Dataset excerpt:

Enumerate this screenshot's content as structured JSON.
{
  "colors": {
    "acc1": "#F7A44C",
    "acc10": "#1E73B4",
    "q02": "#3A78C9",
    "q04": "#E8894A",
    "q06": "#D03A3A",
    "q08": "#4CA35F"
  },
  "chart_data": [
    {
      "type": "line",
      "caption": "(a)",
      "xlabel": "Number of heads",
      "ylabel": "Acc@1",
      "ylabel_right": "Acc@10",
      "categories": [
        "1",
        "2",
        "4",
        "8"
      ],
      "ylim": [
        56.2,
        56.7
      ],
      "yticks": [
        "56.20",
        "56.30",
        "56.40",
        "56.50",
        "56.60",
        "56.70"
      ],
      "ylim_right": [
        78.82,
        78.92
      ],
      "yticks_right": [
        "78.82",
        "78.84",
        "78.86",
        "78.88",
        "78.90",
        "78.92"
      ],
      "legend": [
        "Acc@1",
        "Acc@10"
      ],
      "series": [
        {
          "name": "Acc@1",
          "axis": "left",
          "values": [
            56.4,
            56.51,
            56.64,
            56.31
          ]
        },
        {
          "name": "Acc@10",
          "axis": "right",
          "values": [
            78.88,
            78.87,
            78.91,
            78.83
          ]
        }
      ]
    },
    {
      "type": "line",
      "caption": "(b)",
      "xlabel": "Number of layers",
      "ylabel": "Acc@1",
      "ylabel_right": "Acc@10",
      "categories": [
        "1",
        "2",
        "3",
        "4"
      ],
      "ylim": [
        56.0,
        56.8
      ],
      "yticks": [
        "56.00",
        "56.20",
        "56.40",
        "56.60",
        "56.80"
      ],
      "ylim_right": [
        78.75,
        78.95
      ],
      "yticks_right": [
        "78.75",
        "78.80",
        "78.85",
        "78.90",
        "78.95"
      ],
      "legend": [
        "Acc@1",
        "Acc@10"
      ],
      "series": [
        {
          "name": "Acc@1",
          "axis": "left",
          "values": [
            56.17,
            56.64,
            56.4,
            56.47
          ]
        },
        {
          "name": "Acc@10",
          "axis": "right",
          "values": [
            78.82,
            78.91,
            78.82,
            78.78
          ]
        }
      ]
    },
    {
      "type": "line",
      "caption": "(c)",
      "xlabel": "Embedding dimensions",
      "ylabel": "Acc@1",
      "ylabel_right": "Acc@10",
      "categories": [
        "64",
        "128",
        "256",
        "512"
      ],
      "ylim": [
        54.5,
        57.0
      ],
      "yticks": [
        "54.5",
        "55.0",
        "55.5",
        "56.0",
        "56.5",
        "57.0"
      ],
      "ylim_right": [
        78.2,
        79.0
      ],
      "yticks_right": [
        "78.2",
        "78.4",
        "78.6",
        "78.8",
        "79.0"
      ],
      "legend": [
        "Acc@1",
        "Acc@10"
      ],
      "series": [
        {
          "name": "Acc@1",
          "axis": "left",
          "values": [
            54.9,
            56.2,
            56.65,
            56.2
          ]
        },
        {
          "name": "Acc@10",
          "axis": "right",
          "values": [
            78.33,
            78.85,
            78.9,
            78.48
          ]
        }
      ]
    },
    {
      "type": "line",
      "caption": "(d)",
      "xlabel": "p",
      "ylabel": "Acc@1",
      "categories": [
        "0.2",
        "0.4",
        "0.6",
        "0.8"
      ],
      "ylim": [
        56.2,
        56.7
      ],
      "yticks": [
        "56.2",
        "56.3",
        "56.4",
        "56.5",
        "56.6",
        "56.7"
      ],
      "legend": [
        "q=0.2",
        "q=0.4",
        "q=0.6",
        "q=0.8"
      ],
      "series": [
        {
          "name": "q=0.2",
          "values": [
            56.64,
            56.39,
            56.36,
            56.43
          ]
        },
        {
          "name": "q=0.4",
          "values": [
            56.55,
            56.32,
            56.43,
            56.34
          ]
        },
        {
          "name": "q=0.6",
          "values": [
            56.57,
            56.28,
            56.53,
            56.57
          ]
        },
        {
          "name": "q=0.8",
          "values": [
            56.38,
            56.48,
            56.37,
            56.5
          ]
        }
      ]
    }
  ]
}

- [TASK STATEMENT]: Restate the data above word for word.

- [FINISHED ANSWER]:
Enumerate this screenshot's content as structured JSON.
{
  "colors": {
    "acc1": "#F7A44C",
    "acc10": "#1E73B4",
    "q02": "#3A78C9",
    "q04": "#E8894A",
    "q06": "#D03A3A",
    "q08": "#4CA35F"
  },
  "chart_data": [
    {
      "type": "line",
      "caption": "(a)",
      "xlabel": "Number of heads",
      "ylabel": "Acc@1",
      "ylabel_right": "Acc@10",
      "categories": [
        "1",
        "2",
        "4",
        "8"
      ],
      "ylim": [
        56.2,
        56.7
      ],
      "yticks": [
        "56.20",
        "56.30",
        "56.40",
        "56.50",
        "56.60",
        "56.70"
      ],
      "ylim_right": [
        78.82,
        78.92
      ],
      "yticks_right": [
        "78.82",
        "78.84",
        "78.86",
        "78.88",
        "78.90",
        "78.92"
      ],
      "legend": [
        "Acc@1",
        "Acc@10"
      ],
      "series": [
        {
          "name": "Acc@1",
          "axis": "left",
          "values": [
            56.4,
            56.51,
            56.64,
            56.31
          ]
        },
        {
          "name": "Acc@10",
          "axis": "right",
          "values": [
            78.88,
            78.87,
            78.91,
            78.83
          ]
        }
      ]
    },
    {
      "type": "line",
      "caption": "(b)",
      "xlabel": "Number of layers",
      "ylabel": "Acc@1",
      "ylabel_right": "Acc@10",
      "categories": [
        "1",
        "2",
        "3",
        "4"
      ],
      "ylim": [
        56.0,
        56.8
      ],
      "yticks": [
        "56.00",
        "56.20",
        "56.40",
        "56.60",
        "56.80"
      ],
      "ylim_right": [
        78.75,
        78.95
      ],
      "yticks_right": [
        "78.75",
        "78.80",
        "78.85",
        "78.90",
        "78.95"
      ],
      "legend": [
        "Acc@1",
        "Acc@10"
      ],
      "series": [
        {
          "name": "Acc@1",
          "axis": "left",
          "values": [
            56.17,
            56.64,
            56.4,
            56.47
          ]
        },
        {
          "name": "Acc@10",
          "axis": "right",
          "values": [
            78.82,
            78.91,
            78.82,
            78.78
          ]
        }
      ]
    },
    {
      "type": "line",
      "caption": "(c)",
      "xlabel": "Embedding dimensions",
      "ylabel": "Acc@1",
      "ylabel_right": "Acc@10",
      "categories": [
        "64",
        "128",
        "256",
        "512"
      ],
      "ylim": [
        54.5,
        57.0
      ],
      "yticks": [
        "54.5",
        "55.0",
        "55.5",
        "56.0",
        "56.5",
        "57.0"
      ],
      "ylim_right": [
        78.2,
        79.0
      ],
      "yticks_right": [
        "78.2",
        "78.4",
        "78.6",
        "78.8",
        "79.0"
      ],
      "legend": [
        "Acc@1",
        "Acc@10"
      ],
      "series": [
        {
          "name": "Acc@1",
          "axis": "left",
          "values": [
            54.9,
            56.2,
            56.65,
            56.2
          ]
        },
        {
          "name": "Acc@10",
          "axis": "right",
          "values": [
            78.33,
            78.85,
            78.9,
            78.48
          ]
        }
      ]
    },
    {
      "type": "line",
      "caption": "(d)",
      "xlabel": "p",
      "ylabel": "Acc@1",
      "categories": [
        "0.2",
        "0.4",
        "0.6",
        "0.8"
      ],
      "ylim": [
        56.2,
        56.7
      ],
      "yticks": [
        "56.2",
        "56.3",
        "56.4",
        "56.5",
        "56.6",
        "56.7"
      ],
      "legend": [
        "q=0.2",
        "q=0.4",
        "q=0.6",
        "q=0.8"
      ],
      "series": [
        {
          "name": "q=0.2",
          "values": [
            56.64,
            56.39,
            56.36,
            56.43
          ]
        },
        {
          "name": "q=0.4",
          "values": [
            56.55,
            56.32,
            56.43,
            56.34
          ]
        },
        {
          "name": "q=0.6",
          "values": [
            56.57,
            56.28,
            56.53,
            56.57
          ]
        },
        {
          "name": "q=0.8",
          "values": [
            56.38,
            56.48,
            56.37,
            56.5
          ]
        }
      ]
    }
  ]
}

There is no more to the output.